Dataset items:
%%

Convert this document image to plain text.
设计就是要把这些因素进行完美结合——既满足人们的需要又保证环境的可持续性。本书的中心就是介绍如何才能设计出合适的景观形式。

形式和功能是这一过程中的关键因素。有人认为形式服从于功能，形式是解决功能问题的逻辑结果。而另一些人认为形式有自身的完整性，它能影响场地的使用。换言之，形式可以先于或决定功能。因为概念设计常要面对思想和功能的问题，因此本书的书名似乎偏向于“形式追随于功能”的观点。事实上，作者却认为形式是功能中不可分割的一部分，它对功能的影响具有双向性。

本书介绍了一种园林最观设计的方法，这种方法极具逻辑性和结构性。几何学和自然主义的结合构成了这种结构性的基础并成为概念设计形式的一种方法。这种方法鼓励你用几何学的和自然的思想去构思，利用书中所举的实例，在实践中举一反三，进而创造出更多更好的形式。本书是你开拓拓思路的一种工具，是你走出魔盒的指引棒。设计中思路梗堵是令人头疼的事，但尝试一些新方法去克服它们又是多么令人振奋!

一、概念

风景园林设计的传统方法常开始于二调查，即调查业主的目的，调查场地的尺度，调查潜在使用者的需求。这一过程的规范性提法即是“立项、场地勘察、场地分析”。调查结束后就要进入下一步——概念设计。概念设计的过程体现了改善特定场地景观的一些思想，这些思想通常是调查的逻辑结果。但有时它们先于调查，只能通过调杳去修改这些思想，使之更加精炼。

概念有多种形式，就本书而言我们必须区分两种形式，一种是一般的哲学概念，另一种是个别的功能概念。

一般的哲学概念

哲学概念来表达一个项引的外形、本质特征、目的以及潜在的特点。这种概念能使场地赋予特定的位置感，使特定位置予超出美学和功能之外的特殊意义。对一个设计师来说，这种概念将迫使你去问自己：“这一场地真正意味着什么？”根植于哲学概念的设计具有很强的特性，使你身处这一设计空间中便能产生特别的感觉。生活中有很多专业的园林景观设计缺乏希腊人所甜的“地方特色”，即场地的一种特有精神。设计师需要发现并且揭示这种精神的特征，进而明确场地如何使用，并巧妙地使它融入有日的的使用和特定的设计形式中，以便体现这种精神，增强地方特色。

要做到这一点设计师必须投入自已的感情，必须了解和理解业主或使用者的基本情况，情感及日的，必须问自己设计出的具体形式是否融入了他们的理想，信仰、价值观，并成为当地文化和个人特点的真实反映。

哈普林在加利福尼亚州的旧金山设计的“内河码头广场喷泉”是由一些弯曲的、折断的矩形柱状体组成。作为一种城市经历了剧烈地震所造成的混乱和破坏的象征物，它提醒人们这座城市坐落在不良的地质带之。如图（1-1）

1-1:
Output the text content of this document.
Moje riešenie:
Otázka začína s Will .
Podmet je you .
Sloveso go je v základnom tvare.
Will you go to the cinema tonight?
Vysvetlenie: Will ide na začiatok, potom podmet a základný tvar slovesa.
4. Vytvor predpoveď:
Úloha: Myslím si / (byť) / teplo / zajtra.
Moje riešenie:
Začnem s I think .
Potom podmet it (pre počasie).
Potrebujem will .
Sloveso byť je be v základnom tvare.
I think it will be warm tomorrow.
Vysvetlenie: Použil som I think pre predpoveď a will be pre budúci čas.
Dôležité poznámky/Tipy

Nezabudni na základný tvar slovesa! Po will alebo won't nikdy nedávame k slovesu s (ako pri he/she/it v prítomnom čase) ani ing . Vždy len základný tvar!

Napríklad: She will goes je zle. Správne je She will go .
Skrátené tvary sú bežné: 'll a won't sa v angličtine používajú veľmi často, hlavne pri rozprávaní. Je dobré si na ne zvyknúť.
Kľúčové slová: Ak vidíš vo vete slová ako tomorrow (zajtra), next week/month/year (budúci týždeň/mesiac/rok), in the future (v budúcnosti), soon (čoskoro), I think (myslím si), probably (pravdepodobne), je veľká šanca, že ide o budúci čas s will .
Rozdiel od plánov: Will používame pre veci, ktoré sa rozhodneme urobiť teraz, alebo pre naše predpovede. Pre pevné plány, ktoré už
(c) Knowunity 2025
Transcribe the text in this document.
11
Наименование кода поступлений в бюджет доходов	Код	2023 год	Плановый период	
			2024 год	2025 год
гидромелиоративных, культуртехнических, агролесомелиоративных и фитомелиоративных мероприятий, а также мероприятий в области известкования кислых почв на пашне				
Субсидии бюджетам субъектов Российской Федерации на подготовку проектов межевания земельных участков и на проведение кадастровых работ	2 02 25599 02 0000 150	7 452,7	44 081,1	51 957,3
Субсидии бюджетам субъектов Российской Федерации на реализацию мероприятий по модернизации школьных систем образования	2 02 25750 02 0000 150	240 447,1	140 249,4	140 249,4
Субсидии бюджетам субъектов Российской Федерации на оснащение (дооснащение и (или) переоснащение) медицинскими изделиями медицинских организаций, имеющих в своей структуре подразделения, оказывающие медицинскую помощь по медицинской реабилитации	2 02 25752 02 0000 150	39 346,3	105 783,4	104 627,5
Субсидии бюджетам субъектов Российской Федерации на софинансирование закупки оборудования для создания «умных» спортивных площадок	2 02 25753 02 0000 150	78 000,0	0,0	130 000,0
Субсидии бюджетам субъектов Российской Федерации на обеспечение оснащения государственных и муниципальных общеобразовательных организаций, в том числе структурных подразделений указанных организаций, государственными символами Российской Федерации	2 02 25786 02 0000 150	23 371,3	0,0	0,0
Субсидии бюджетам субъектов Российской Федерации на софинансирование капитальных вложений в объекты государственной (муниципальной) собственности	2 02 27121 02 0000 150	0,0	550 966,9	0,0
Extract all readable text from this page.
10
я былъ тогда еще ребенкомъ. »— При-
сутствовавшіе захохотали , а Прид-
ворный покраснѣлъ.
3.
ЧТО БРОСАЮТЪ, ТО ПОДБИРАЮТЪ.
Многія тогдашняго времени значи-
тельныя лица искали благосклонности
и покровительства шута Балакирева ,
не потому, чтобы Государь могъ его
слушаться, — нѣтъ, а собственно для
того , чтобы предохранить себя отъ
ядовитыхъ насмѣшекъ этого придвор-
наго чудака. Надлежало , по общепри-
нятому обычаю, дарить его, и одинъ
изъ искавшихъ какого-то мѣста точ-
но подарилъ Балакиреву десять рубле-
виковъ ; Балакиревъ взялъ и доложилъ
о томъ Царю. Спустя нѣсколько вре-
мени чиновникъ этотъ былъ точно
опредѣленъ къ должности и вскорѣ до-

%%

Set task:
Each line above must be reproduced exactly as it stands.

Reply to the exercise:
Convert this document image to plain text.
设计就是要把这些因素进行完美结合——既满足人们的需要又保证环境的可持续性。本书的中心就是介绍如何才能设计出合适的景观形式。

形式和功能是这一过程中的关键因素。有人认为形式服从于功能，形式是解决功能问题的逻辑结果。而另一些人认为形式有自身的完整性，它能影响场地的使用。换言之，形式可以先于或决定功能。因为概念设计常要面对思想和功能的问题，因此本书的书名似乎偏向于“形式追随于功能”的观点。事实上，作者却认为形式是功能中不可分割的一部分，它对功能的影响具有双向性。

本书介绍了一种园林最观设计的方法，这种方法极具逻辑性和结构性。几何学和自然主义的结合构成了这种结构性的基础并成为概念设计形式的一种方法。这种方法鼓励你用几何学的和自然的思想去构思，利用书中所举的实例，在实践中举一反三，进而创造出更多更好的形式。本书是你开拓拓思路的一种工具，是你走出魔盒的指引棒。设计中思路梗堵是令人头疼的事，但尝试一些新方法去克服它们又是多么令人振奋!

一、概念

风景园林设计的传统方法常开始于二调查，即调查业主的目的，调查场地的尺度，调查潜在使用者的需求。这一过程的规范性提法即是“立项、场地勘察、场地分析”。调查结束后就要进入下一步——概念设计。概念设计的过程体现了改善特定场地景观的一些思想，这些思想通常是调查的逻辑结果。但有时它们先于调查，只能通过调杳去修改这些思想，使之更加精炼。

概念有多种形式，就本书而言我们必须区分两种形式，一种是一般的哲学概念，另一种是个别的功能概念。

一般的哲学概念

哲学概念来表达一个项引的外形、本质特征、目的以及潜在的特点。这种概念能使场地赋予特定的位置感，使特定位置予超出美学和功能之外的特殊意义。对一个设计师来说，这种概念将迫使你去问自己：“这一场地真正意味着什么？”根植于哲学概念的设计具有很强的特性，使你身处这一设计空间中便能产生特别的感觉。生活中有很多专业的园林景观设计缺乏希腊人所甜的“地方特色”，即场地的一种特有精神。设计师需要发现并且揭示这种精神的特征，进而明确场地如何使用，并巧妙地使它融入有日的的使用和特定的设计形式中，以便体现这种精神，增强地方特色。

要做到这一点设计师必须投入自已的感情，必须了解和理解业主或使用者的基本情况，情感及日的，必须问自己设计出的具体形式是否融入了他们的理想，信仰、价值观，并成为当地文化和个人特点的真实反映。

哈普林在加利福尼亚州的旧金山设计的“内河码头广场喷泉”是由一些弯曲的、折断的矩形柱状体组成。作为一种城市经历了剧烈地震所造成的混乱和破坏的象征物，它提醒人们这座城市坐落在不良的地质带之。如图（1-1）

1-1:
Output the text content of this document.
Moje riešenie:
Otázka začína s Will .
Podmet je you .
Sloveso go je v základnom tvare.
Will you go to the cinema tonight?
Vysvetlenie: Will ide na začiatok, potom podmet a základný tvar slovesa.
4. Vytvor predpoveď:
Úloha: Myslím si / (byť) / teplo / zajtra.
Moje riešenie:
Začnem s I think .
Potom podmet it (pre počasie).
Potrebujem will .
Sloveso byť je be v základnom tvare.
I think it will be warm tomorrow.
Vysvetlenie: Použil som I think pre predpoveď a will be pre budúci čas.
Dôležité poznámky/Tipy

Nezabudni na základný tvar slovesa! Po will alebo won't nikdy nedávame k slovesu s (ako pri he/she/it v prítomnom čase) ani ing . Vždy len základný tvar!

Napríklad: She will goes je zle. Správne je She will go .
Skrátené tvary sú bežné: 'll a won't sa v angličtine používajú veľmi často, hlavne pri rozprávaní. Je dobré si na ne zvyknúť.
Kľúčové slová: Ak vidíš vo vete slová ako tomorrow (zajtra), next week/month/year (budúci týždeň/mesiac/rok), in the future (v budúcnosti), soon (čoskoro), I think (myslím si), probably (pravdepodobne), je veľká šanca, že ide o budúci čas s will .
Rozdiel od plánov: Will používame pre veci, ktoré sa rozhodneme urobiť teraz, alebo pre naše predpovede. Pre pevné plány, ktoré už
(c) Knowunity 2025
Transcribe the text in this document.
11
Наименование кода поступлений в бюджет доходов	Код	2023 год	Плановый период	
			2024 год	2025 год
гидромелиоративных, культуртехнических, агролесомелиоративных и фитомелиоративных мероприятий, а также мероприятий в области известкования кислых почв на пашне				
Субсидии бюджетам субъектов Российской Федерации на подготовку проектов межевания земельных участков и на проведение кадастровых работ	2 02 25599 02 0000 150	7 452,7	44 081,1	51 957,3
Субсидии бюджетам субъектов Российской Федерации на реализацию мероприятий по модернизации школьных систем образования	2 02 25750 02 0000 150	240 447,1	140 249,4	140 249,4
Субсидии бюджетам субъектов Российской Федерации на оснащение (дооснащение и (или) переоснащение) медицинскими изделиями медицинских организаций, имеющих в своей структуре подразделения, оказывающие медицинскую помощь по медицинской реабилитации	2 02 25752 02 0000 150	39 346,3	105 783,4	104 627,5
Субсидии бюджетам субъектов Российской Федерации на софинансирование закупки оборудования для создания «умных» спортивных площадок	2 02 25753 02 0000 150	78 000,0	0,0	130 000,0
Субсидии бюджетам субъектов Российской Федерации на обеспечение оснащения государственных и муниципальных общеобразовательных организаций, в том числе структурных подразделений указанных организаций, государственными символами Российской Федерации	2 02 25786 02 0000 150	23 371,3	0,0	0,0
Субсидии бюджетам субъектов Российской Федерации на софинансирование капитальных вложений в объекты государственной (муниципальной) собственности	2 02 27121 02 0000 150	0,0	550 966,9	0,0
Extract all readable text from this page.
10
я былъ тогда еще ребенкомъ. »— При-
сутствовавшіе захохотали , а Прид-
ворный покраснѣлъ.
3.
ЧТО БРОСАЮТЪ, ТО ПОДБИРАЮТЪ.
Многія тогдашняго времени значи-
тельныя лица искали благосклонности
и покровительства шута Балакирева ,
не потому, чтобы Государь могъ его
слушаться, — нѣтъ, а собственно для
того , чтобы предохранить себя отъ
ядовитыхъ насмѣшекъ этого придвор-
наго чудака. Надлежало , по общепри-
нятому обычаю, дарить его, и одинъ
изъ искавшихъ какого-то мѣста точ-
но подарилъ Балакиреву десять рубле-
виковъ ; Балакиревъ взялъ и доложилъ
о томъ Царю. Спустя нѣсколько вре-
мени чиновникъ этотъ былъ точно
опредѣленъ къ должности и вскорѣ до-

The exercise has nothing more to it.